◆ **What needs to be done**
Print all records exactly, leaving nothing out.
····················
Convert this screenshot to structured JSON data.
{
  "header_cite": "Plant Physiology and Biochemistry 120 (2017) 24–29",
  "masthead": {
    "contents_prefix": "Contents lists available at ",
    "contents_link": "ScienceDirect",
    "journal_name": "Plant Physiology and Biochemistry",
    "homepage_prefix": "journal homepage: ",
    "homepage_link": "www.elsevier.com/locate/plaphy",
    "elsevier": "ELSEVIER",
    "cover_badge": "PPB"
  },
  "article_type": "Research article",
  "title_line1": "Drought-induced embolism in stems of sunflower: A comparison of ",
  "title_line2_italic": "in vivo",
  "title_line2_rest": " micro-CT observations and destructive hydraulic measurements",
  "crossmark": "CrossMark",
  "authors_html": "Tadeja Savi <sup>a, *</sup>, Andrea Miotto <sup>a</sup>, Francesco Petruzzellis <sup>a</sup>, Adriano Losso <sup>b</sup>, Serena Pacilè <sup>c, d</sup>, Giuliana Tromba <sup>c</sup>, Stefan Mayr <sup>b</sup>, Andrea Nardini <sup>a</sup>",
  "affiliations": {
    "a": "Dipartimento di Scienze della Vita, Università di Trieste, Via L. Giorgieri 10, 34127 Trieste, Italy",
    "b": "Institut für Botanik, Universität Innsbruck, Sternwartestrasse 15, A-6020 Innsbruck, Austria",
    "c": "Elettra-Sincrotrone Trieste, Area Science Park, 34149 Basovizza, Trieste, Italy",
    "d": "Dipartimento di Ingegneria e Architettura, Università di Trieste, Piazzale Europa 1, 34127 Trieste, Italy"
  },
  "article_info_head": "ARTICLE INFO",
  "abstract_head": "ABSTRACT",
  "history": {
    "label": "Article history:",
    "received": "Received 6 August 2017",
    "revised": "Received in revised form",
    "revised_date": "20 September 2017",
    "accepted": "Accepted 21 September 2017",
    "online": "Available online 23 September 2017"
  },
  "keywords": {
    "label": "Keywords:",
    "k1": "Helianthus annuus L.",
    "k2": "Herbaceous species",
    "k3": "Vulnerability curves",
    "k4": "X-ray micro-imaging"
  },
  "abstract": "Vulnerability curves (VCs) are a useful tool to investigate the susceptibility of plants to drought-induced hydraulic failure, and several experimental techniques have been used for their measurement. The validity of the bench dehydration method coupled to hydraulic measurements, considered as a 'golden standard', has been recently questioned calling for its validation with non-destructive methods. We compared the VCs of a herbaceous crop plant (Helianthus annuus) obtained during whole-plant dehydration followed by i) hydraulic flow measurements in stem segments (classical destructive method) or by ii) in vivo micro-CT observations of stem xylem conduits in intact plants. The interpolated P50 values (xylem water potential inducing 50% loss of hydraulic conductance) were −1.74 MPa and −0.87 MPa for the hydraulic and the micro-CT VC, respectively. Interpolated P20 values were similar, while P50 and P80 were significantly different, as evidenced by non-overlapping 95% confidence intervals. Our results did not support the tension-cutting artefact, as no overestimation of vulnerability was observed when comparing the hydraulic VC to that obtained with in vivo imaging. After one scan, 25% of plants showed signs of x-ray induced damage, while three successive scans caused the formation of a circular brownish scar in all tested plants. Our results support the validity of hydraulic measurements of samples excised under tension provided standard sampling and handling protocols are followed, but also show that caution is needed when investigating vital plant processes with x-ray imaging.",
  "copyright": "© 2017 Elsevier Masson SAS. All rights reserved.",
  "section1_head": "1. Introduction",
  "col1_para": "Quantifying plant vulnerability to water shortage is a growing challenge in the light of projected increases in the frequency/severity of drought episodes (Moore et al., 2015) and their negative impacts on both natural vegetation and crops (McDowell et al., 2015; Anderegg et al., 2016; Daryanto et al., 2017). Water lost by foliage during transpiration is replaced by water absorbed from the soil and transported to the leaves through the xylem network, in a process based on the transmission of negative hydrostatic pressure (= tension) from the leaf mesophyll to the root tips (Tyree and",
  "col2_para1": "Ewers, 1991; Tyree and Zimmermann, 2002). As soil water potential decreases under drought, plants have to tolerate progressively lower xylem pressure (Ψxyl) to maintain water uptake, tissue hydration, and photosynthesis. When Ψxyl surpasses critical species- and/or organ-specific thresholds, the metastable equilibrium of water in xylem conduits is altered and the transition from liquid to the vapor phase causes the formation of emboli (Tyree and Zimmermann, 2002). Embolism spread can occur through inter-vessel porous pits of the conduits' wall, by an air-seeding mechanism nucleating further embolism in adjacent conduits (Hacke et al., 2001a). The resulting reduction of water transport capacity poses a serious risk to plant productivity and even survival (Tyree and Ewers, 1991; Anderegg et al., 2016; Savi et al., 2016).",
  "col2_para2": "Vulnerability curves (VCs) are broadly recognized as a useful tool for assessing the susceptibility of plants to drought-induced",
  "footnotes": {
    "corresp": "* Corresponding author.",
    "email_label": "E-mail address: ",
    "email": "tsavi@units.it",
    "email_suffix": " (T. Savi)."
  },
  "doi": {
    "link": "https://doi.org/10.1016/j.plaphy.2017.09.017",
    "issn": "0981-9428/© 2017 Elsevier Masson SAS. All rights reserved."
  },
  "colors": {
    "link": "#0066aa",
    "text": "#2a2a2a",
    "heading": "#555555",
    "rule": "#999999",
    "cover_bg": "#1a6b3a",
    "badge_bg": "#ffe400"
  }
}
····················
◆ **Response to the task**
Convert this screenshot to structured JSON data.
{
  "header_cite": "Plant Physiology and Biochemistry 120 (2017) 24–29",
  "masthead": {
    "contents_prefix": "Contents lists available at ",
    "contents_link": "ScienceDirect",
    "journal_name": "Plant Physiology and Biochemistry",
    "homepage_prefix": "journal homepage: ",
    "homepage_link": "www.elsevier.com/locate/plaphy",
    "elsevier": "ELSEVIER",
    "cover_badge": "PPB"
  },
  "article_type": "Research article",
  "title_line1": "Drought-induced embolism in stems of sunflower: A comparison of ",
  "title_line2_italic": "in vivo",
  "title_line2_rest": " micro-CT observations and destructive hydraulic measurements",
  "crossmark": "CrossMark",
  "authors_html": "Tadeja Savi <sup>a, *</sup>, Andrea Miotto <sup>a</sup>, Francesco Petruzzellis <sup>a</sup>, Adriano Losso <sup>b</sup>, Serena Pacilè <sup>c, d</sup>, Giuliana Tromba <sup>c</sup>, Stefan Mayr <sup>b</sup>, Andrea Nardini <sup>a</sup>",
  "affiliations": {
    "a": "Dipartimento di Scienze della Vita, Università di Trieste, Via L. Giorgieri 10, 34127 Trieste, Italy",
    "b": "Institut für Botanik, Universität Innsbruck, Sternwartestrasse 15, A-6020 Innsbruck, Austria",
    "c": "Elettra-Sincrotrone Trieste, Area Science Park, 34149 Basovizza, Trieste, Italy",
    "d": "Dipartimento di Ingegneria e Architettura, Università di Trieste, Piazzale Europa 1, 34127 Trieste, Italy"
  },
  "article_info_head": "ARTICLE INFO",
  "abstract_head": "ABSTRACT",
  "history": {
    "label": "Article history:",
    "received": "Received 6 August 2017",
    "revised": "Received in revised form",
    "revised_date": "20 September 2017",
    "accepted": "Accepted 21 September 2017",
    "online": "Available online 23 September 2017"
  },
  "keywords": {
    "label": "Keywords:",
    "k1": "Helianthus annuus L.",
    "k2": "Herbaceous species",
    "k3": "Vulnerability curves",
    "k4": "X-ray micro-imaging"
  },
  "abstract": "Vulnerability curves (VCs) are a useful tool to investigate the susceptibility of plants to drought-induced hydraulic failure, and several experimental techniques have been used for their measurement. The validity of the bench dehydration method coupled to hydraulic measurements, considered as a 'golden standard', has been recently questioned calling for its validation with non-destructive methods. We compared the VCs of a herbaceous crop plant (Helianthus annuus) obtained during whole-plant dehydration followed by i) hydraulic flow measurements in stem segments (classical destructive method) or by ii) in vivo micro-CT observations of stem xylem conduits in intact plants. The interpolated P50 values (xylem water potential inducing 50% loss of hydraulic conductance) were −1.74 MPa and −0.87 MPa for the hydraulic and the micro-CT VC, respectively. Interpolated P20 values were similar, while P50 and P80 were significantly different, as evidenced by non-overlapping 95% confidence intervals. Our results did not support the tension-cutting artefact, as no overestimation of vulnerability was observed when comparing the hydraulic VC to that obtained with in vivo imaging. After one scan, 25% of plants showed signs of x-ray induced damage, while three successive scans caused the formation of a circular brownish scar in all tested plants. Our results support the validity of hydraulic measurements of samples excised under tension provided standard sampling and handling protocols are followed, but also show that caution is needed when investigating vital plant processes with x-ray imaging.",
  "copyright": "© 2017 Elsevier Masson SAS. All rights reserved.",
  "section1_head": "1. Introduction",
  "col1_para": "Quantifying plant vulnerability to water shortage is a growing challenge in the light of projected increases in the frequency/severity of drought episodes (Moore et al., 2015) and their negative impacts on both natural vegetation and crops (McDowell et al., 2015; Anderegg et al., 2016; Daryanto et al., 2017). Water lost by foliage during transpiration is replaced by water absorbed from the soil and transported to the leaves through the xylem network, in a process based on the transmission of negative hydrostatic pressure (= tension) from the leaf mesophyll to the root tips (Tyree and",
  "col2_para1": "Ewers, 1991; Tyree and Zimmermann, 2002). As soil water potential decreases under drought, plants have to tolerate progressively lower xylem pressure (Ψxyl) to maintain water uptake, tissue hydration, and photosynthesis. When Ψxyl surpasses critical species- and/or organ-specific thresholds, the metastable equilibrium of water in xylem conduits is altered and the transition from liquid to the vapor phase causes the formation of emboli (Tyree and Zimmermann, 2002). Embolism spread can occur through inter-vessel porous pits of the conduits' wall, by an air-seeding mechanism nucleating further embolism in adjacent conduits (Hacke et al., 2001a). The resulting reduction of water transport capacity poses a serious risk to plant productivity and even survival (Tyree and Ewers, 1991; Anderegg et al., 2016; Savi et al., 2016).",
  "col2_para2": "Vulnerability curves (VCs) are broadly recognized as a useful tool for assessing the susceptibility of plants to drought-induced",
  "footnotes": {
    "corresp": "* Corresponding author.",
    "email_label": "E-mail address: ",
    "email": "tsavi@units.it",
    "email_suffix": " (T. Savi)."
  },
  "doi": {
    "link": "https://doi.org/10.1016/j.plaphy.2017.09.017",
    "issn": "0981-9428/© 2017 Elsevier Masson SAS. All rights reserved."
  },
  "colors": {
    "link": "#0066aa",
    "text": "#2a2a2a",
    "heading": "#555555",
    "rule": "#999999",
    "cover_bg": "#1a6b3a",
    "badge_bg": "#ffe400"
  }
}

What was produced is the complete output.